# Set task:
Your task is to copy the material exactly.

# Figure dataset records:
□ □ □ □ □ □ □

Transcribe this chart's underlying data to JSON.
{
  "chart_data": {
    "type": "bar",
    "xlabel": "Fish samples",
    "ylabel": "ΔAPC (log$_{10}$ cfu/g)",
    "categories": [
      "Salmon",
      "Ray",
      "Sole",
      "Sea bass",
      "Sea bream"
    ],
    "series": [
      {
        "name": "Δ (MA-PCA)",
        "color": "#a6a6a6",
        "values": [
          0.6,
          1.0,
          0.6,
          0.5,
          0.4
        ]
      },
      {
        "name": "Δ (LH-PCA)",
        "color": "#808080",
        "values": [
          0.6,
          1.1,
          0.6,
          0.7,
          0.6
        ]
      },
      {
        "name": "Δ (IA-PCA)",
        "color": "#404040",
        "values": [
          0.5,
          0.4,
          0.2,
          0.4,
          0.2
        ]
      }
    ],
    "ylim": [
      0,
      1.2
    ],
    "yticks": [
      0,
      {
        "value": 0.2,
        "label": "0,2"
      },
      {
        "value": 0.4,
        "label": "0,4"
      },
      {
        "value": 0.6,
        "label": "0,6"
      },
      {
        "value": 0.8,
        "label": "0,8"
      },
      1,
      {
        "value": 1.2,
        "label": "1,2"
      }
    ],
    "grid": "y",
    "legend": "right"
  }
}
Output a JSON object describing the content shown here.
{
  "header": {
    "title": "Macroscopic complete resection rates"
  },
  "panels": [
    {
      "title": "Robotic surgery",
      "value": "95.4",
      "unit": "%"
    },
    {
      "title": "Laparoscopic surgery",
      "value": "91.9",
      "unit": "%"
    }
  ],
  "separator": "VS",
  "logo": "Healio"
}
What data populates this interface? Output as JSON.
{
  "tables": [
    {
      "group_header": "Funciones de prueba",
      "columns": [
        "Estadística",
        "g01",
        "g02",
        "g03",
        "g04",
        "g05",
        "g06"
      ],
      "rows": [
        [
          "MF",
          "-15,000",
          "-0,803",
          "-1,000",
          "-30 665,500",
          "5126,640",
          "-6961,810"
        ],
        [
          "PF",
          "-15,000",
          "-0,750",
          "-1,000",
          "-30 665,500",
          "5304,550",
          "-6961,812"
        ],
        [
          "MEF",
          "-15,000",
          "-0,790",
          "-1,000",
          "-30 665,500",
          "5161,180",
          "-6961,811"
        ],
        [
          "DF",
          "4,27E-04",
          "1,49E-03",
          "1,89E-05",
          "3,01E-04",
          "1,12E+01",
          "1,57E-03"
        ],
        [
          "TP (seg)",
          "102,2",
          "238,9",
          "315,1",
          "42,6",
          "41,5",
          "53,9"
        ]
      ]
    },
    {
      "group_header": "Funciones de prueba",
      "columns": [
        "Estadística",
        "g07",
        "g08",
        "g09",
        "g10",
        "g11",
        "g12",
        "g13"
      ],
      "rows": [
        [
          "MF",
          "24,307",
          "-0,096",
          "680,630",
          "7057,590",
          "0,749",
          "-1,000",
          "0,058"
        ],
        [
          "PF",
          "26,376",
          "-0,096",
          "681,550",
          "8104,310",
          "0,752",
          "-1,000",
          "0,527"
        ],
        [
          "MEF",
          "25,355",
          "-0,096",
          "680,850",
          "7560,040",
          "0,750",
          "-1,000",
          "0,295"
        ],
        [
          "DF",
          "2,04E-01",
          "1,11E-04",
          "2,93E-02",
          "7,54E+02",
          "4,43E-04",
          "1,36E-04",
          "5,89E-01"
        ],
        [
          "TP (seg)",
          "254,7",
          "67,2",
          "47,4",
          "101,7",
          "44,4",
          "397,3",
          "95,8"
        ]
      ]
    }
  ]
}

□ □ □ □ □ □ □

# Solution to this task:
Transcribe this chart's underlying data to JSON.
{
  "chart_data": {
    "type": "bar",
    "xlabel": "Fish samples",
    "ylabel": "ΔAPC (log$_{10}$ cfu/g)",
    "categories": [
      "Salmon",
      "Ray",
      "Sole",
      "Sea bass",
      "Sea bream"
    ],
    "series": [
      {
        "name": "Δ (MA-PCA)",
        "color": "#a6a6a6",
        "values": [
          0.6,
          1.0,
          0.6,
          0.5,
          0.4
        ]
      },
      {
        "name": "Δ (LH-PCA)",
        "color": "#808080",
        "values": [
          0.6,
          1.1,
          0.6,
          0.7,
          0.6
        ]
      },
      {
        "name": "Δ (IA-PCA)",
        "color": "#404040",
        "values": [
          0.5,
          0.4,
          0.2,
          0.4,
          0.2
        ]
      }
    ],
    "ylim": [
      0,
      1.2
    ],
    "yticks": [
      0,
      {
        "value": 0.2,
        "label": "0,2"
      },
      {
        "value": 0.4,
        "label": "0,4"
      },
      {
        "value": 0.6,
        "label": "0,6"
      },
      {
        "value": 0.8,
        "label": "0,8"
      },
      1,
      {
        "value": 1.2,
        "label": "1,2"
      }
    ],
    "grid": "y",
    "legend": "right"
  }
}
Output a JSON object describing the content shown here.
{
  "header": {
    "title": "Macroscopic complete resection rates"
  },
  "panels": [
    {
      "title": "Robotic surgery",
      "value": "95.4",
      "unit": "%"
    },
    {
      "title": "Laparoscopic surgery",
      "value": "91.9",
      "unit": "%"
    }
  ],
  "separator": "VS",
  "logo": "Healio"
}
What data populates this interface? Output as JSON.
{
  "tables": [
    {
      "group_header": "Funciones de prueba",
      "columns": [
        "Estadística",
        "g01",
        "g02",
        "g03",
        "g04",
        "g05",
        "g06"
      ],
      "rows": [
        [
          "MF",
          "-15,000",
          "-0,803",
          "-1,000",
          "-30 665,500",
          "5126,640",
          "-6961,810"
        ],
        [
          "PF",
          "-15,000",
          "-0,750",
          "-1,000",
          "-30 665,500",
          "5304,550",
          "-6961,812"
        ],
        [
          "MEF",
          "-15,000",
          "-0,790",
          "-1,000",
          "-30 665,500",
          "5161,180",
          "-6961,811"
        ],
        [
          "DF",
          "4,27E-04",
          "1,49E-03",
          "1,89E-05",
          "3,01E-04",
          "1,12E+01",
          "1,57E-03"
        ],
        [
          "TP (seg)",
          "102,2",
          "238,9",
          "315,1",
          "42,6",
          "41,5",
          "53,9"
        ]
      ]
    },
    {
      "group_header": "Funciones de prueba",
      "columns": [
        "Estadística",
        "g07",
        "g08",
        "g09",
        "g10",
        "g11",
        "g12",
        "g13"
      ],
      "rows": [
        [
          "MF",
          "24,307",
          "-0,096",
          "680,630",
          "7057,590",
          "0,749",
          "-1,000",
          "0,058"
        ],
        [
          "PF",
          "26,376",
          "-0,096",
          "681,550",
          "8104,310",
          "0,752",
          "-1,000",
          "0,527"
        ],
        [
          "MEF",
          "25,355",
          "-0,096",
          "680,850",
          "7560,040",
          "0,750",
          "-1,000",
          "0,295"
        ],
        [
          "DF",
          "2,04E-01",
          "1,11E-04",
          "2,93E-02",
          "7,54E+02",
          "4,43E-04",
          "1,36E-04",
          "5,89E-01"
        ],
        [
          "TP (seg)",
          "254,7",
          "67,2",
          "47,4",
          "101,7",
          "44,4",
          "397,3",
          "95,8"
        ]
      ]
    }
  ]
}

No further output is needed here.